[begin INPUT RECORDS]

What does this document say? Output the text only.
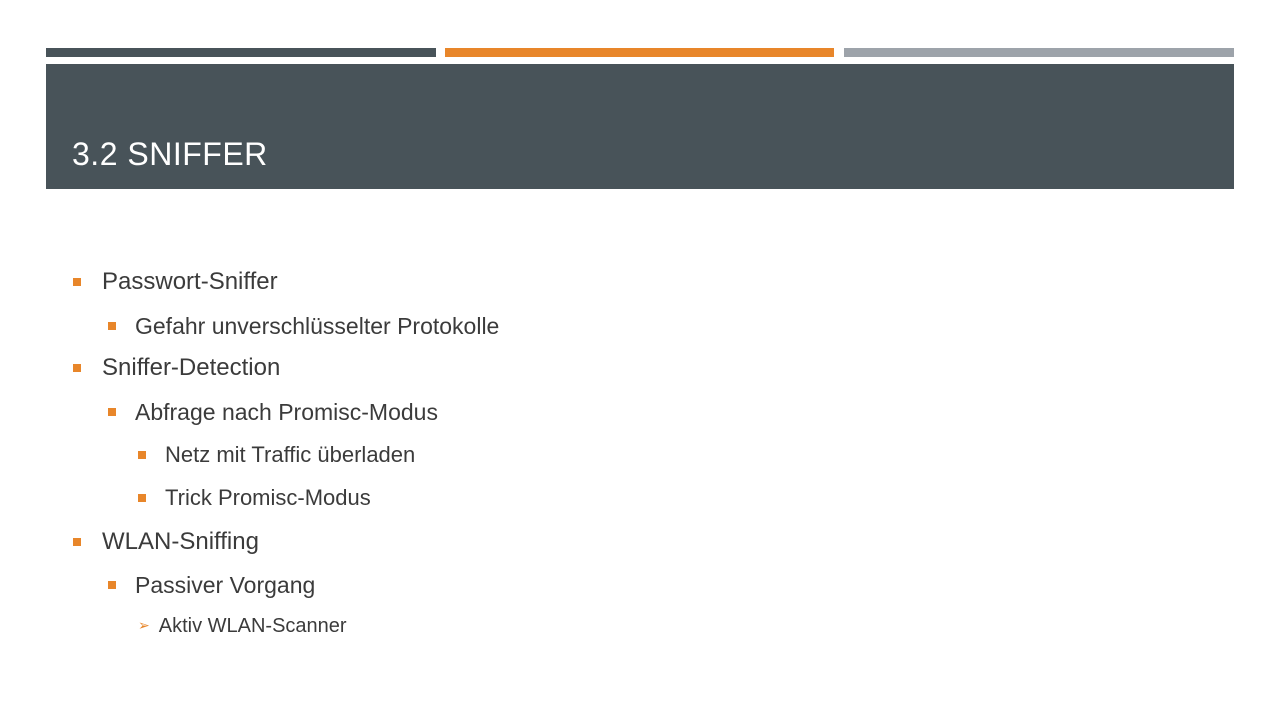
3.2 SNIFFER
Passwort-Sniffer
Gefahr unverschlüsselter Protokolle
Sniffer-Detection
Abfrage nach Promisc-Modus
Netz mit Traffic überladen
Trick Promisc-Modus
WLAN-Sniffing
Passiver Vorgang
➢ Aktiv WLAN-Scanner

[end INPUT RECORDS]

▶ [WHAT YOU WILL DO]: Your task is to pick out every line with the string "Modus" and copy it.

▶ [WRITTEN SOLUTION]:
Abfrage nach Promisc-Modus
Trick Promisc-Modus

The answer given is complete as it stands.